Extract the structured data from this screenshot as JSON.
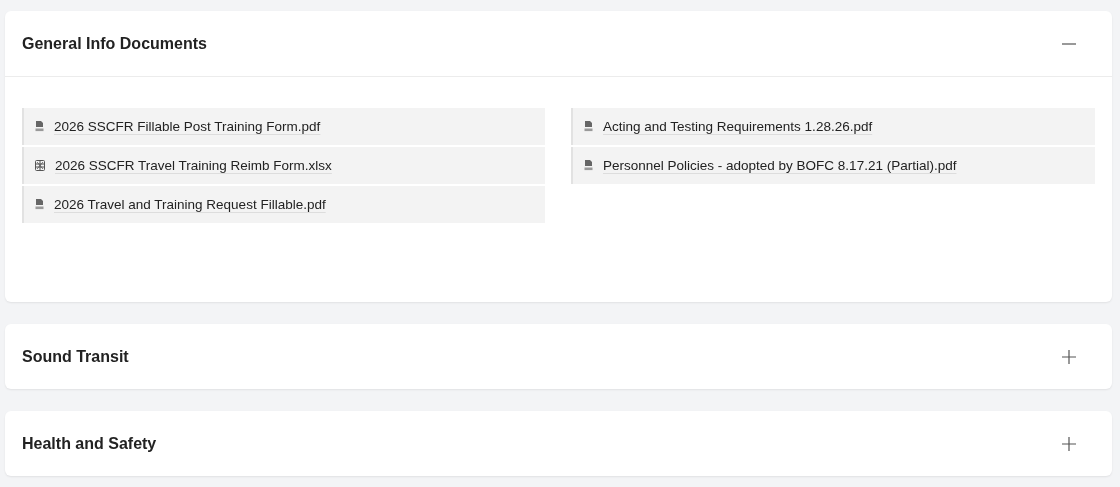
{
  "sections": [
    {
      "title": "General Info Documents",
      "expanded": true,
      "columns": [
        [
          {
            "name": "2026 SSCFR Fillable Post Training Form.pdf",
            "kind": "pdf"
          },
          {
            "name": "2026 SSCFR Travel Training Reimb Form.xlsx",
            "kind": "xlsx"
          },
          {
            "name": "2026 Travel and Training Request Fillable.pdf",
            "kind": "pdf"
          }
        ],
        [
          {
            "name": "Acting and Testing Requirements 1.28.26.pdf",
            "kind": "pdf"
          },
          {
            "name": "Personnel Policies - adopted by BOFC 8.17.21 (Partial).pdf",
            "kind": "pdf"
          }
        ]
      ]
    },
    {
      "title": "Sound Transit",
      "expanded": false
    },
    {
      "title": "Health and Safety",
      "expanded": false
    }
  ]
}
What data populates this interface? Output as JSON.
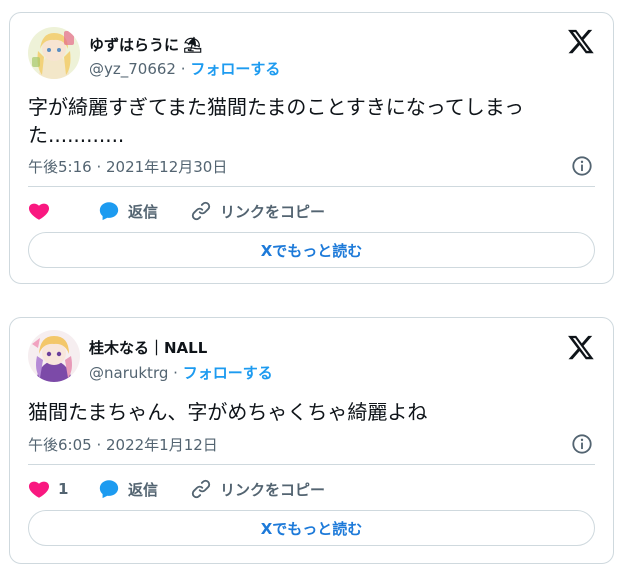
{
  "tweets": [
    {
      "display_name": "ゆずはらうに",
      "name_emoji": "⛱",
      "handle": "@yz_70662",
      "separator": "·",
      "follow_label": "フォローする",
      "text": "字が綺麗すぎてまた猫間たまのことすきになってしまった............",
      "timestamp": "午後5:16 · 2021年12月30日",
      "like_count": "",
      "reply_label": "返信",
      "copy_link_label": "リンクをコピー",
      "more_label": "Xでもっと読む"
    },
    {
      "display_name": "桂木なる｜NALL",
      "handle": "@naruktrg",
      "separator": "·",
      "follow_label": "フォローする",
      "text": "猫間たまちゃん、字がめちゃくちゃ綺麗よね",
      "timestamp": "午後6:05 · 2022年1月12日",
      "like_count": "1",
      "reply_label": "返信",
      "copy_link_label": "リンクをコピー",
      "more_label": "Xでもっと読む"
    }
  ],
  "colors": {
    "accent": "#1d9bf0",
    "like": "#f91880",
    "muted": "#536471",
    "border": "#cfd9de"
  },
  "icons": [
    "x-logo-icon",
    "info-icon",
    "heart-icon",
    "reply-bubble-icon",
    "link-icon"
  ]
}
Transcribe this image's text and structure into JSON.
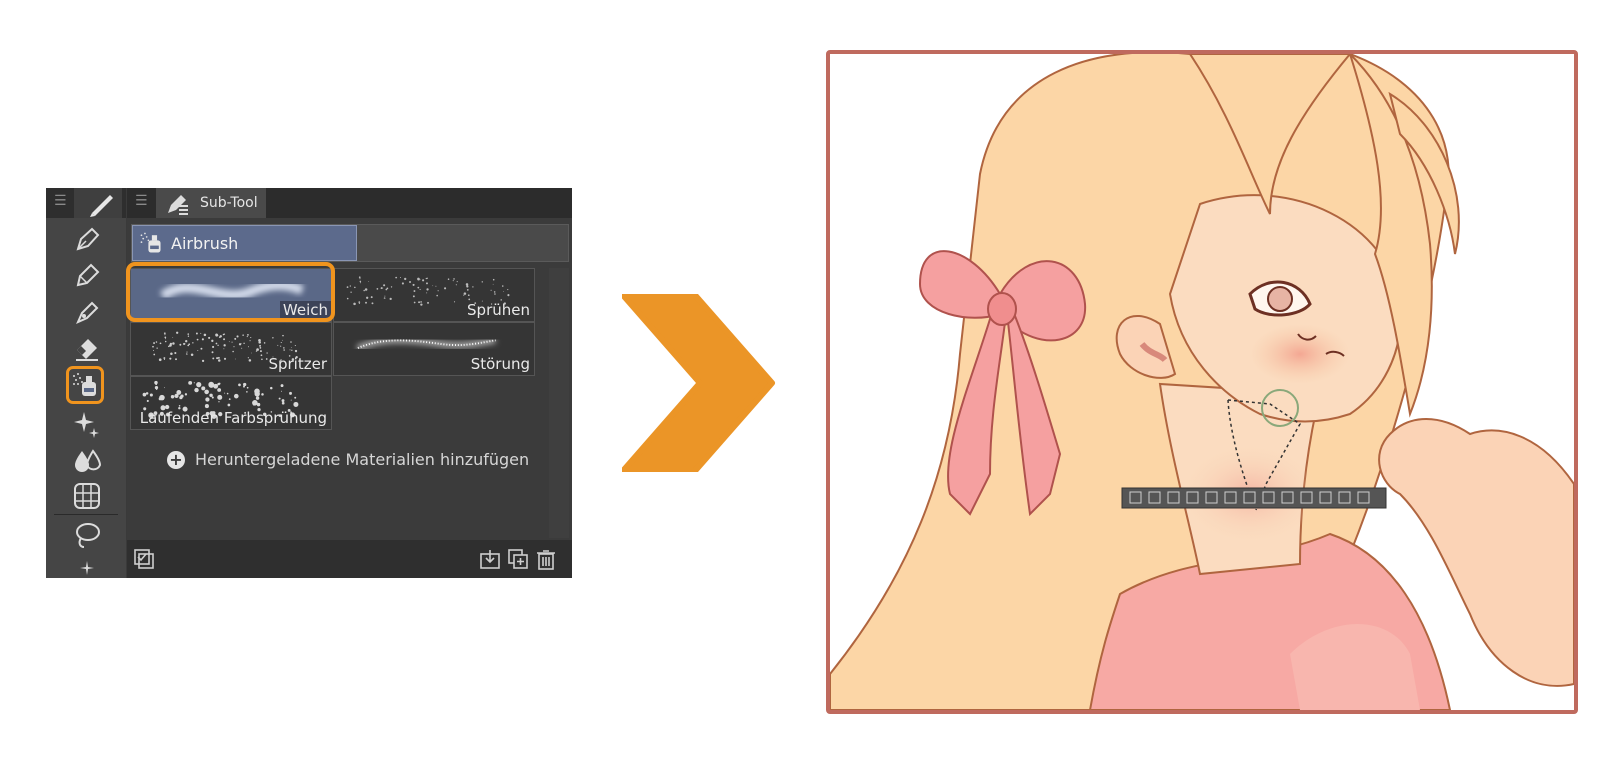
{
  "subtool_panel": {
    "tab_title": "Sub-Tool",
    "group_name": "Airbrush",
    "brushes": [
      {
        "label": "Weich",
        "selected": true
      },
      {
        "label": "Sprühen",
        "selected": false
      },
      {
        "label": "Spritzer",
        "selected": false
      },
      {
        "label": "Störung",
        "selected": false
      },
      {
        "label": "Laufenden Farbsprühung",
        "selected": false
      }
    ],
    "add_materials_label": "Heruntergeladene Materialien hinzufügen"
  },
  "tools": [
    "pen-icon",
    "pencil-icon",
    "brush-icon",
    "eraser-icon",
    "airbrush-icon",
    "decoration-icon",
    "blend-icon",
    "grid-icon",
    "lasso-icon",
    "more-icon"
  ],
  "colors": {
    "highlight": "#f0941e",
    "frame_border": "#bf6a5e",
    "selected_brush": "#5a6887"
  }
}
···
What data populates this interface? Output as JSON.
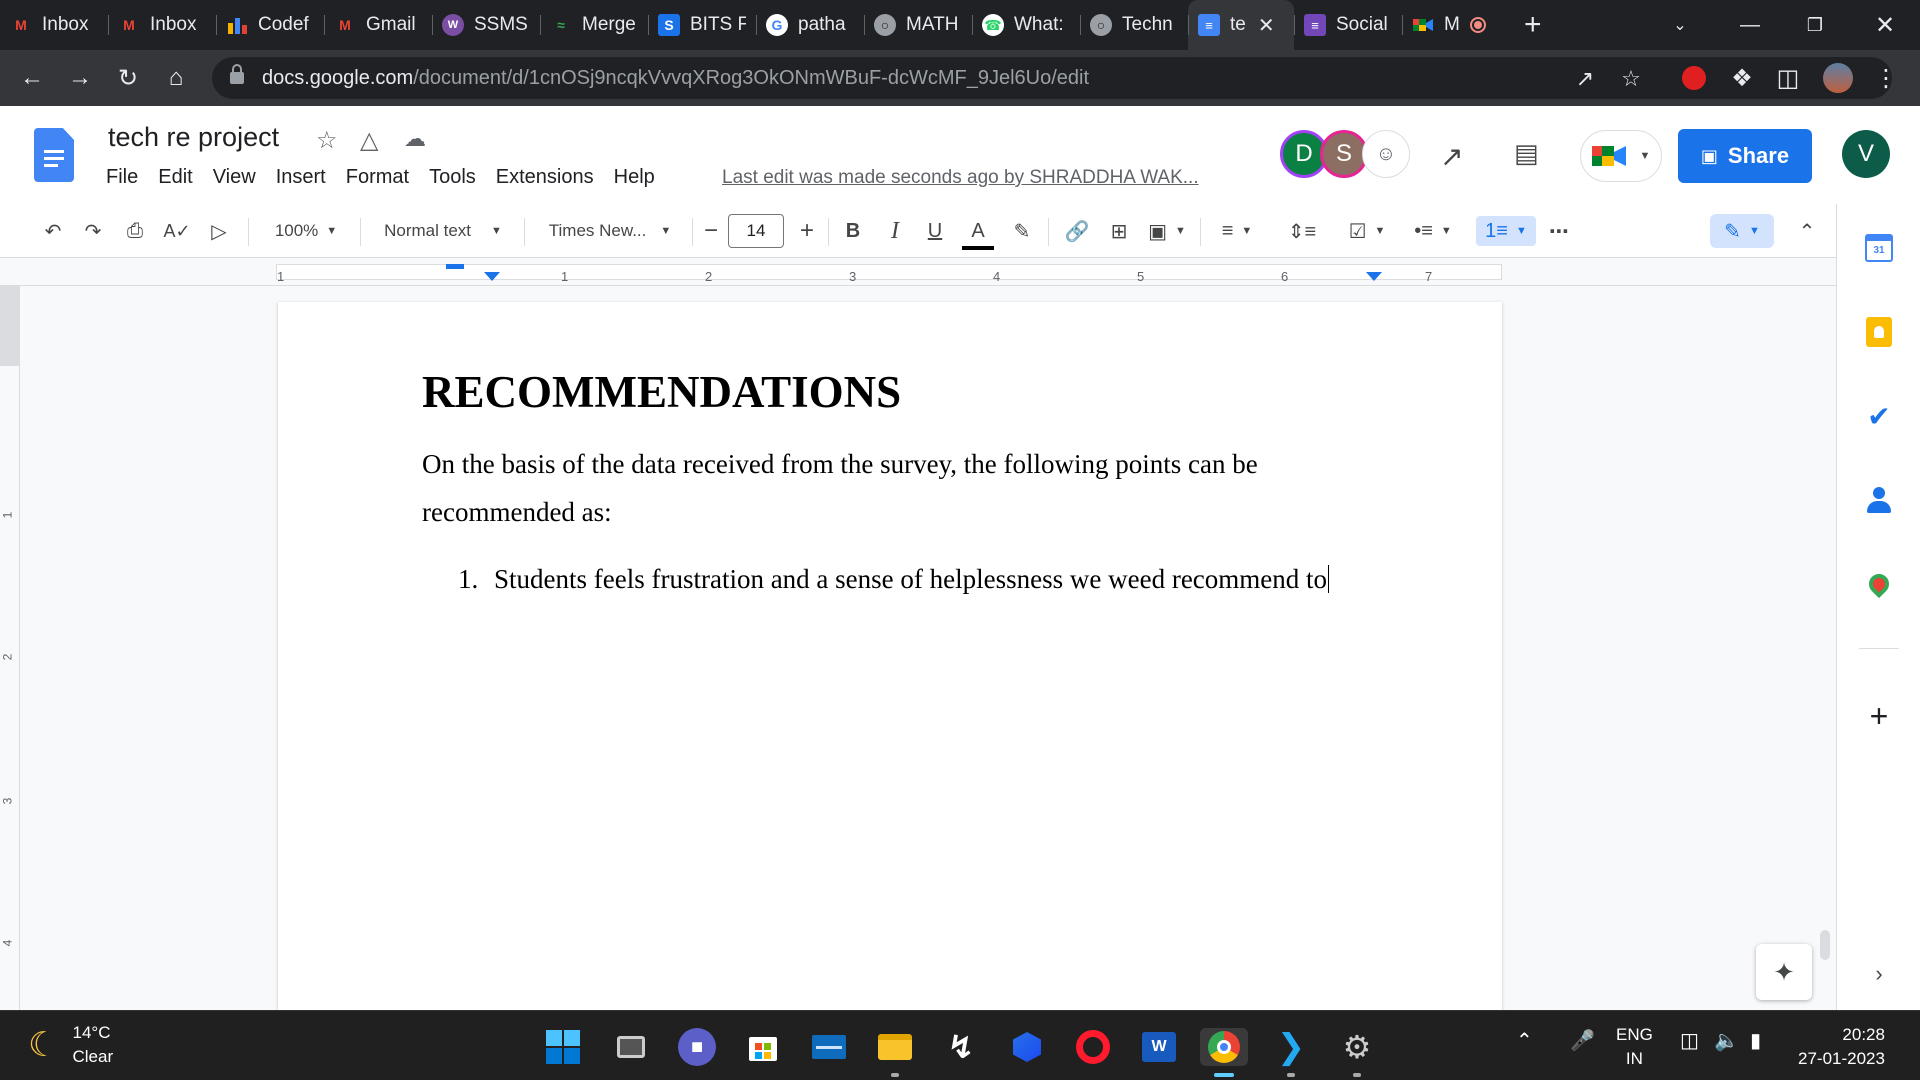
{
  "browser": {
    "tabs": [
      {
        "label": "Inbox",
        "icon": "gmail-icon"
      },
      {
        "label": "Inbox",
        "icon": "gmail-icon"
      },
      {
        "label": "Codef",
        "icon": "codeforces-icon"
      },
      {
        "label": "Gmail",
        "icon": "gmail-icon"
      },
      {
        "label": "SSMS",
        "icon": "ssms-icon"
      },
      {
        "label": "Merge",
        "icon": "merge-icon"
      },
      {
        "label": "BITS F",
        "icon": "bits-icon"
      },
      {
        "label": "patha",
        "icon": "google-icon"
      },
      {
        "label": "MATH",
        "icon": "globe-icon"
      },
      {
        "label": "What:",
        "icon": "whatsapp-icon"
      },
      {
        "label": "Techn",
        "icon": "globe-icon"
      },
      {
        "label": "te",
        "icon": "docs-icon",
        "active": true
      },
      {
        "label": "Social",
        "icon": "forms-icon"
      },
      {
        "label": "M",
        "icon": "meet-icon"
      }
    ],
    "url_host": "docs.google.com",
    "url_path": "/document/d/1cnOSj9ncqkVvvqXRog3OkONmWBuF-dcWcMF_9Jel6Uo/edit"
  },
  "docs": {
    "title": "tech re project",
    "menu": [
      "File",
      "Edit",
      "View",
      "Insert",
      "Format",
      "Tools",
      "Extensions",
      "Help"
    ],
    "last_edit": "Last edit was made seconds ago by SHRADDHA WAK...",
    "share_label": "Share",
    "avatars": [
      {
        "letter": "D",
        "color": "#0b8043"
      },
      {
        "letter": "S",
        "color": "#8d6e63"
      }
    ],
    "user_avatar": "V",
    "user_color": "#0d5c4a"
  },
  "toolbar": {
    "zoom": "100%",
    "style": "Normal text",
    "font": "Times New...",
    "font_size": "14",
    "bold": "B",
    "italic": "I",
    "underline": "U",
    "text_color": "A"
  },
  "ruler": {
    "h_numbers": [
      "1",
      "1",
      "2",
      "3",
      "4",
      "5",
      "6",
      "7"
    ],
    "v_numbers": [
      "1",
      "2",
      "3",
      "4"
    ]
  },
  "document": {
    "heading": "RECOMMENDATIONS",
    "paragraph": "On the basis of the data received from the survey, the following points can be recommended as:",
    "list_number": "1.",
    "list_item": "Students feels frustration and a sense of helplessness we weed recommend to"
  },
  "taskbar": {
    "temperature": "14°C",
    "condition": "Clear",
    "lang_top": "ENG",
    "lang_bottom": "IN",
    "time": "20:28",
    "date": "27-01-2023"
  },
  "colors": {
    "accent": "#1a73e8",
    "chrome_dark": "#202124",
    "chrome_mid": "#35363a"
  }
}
···
_REQUIRED WORK_
Note each line of the entries that has "docs" in it, and copy those lines.

_COMPLETE ANSWER_
        "icon": "docs-icon",
    "url_host": "docs.google.com",
  "docs": {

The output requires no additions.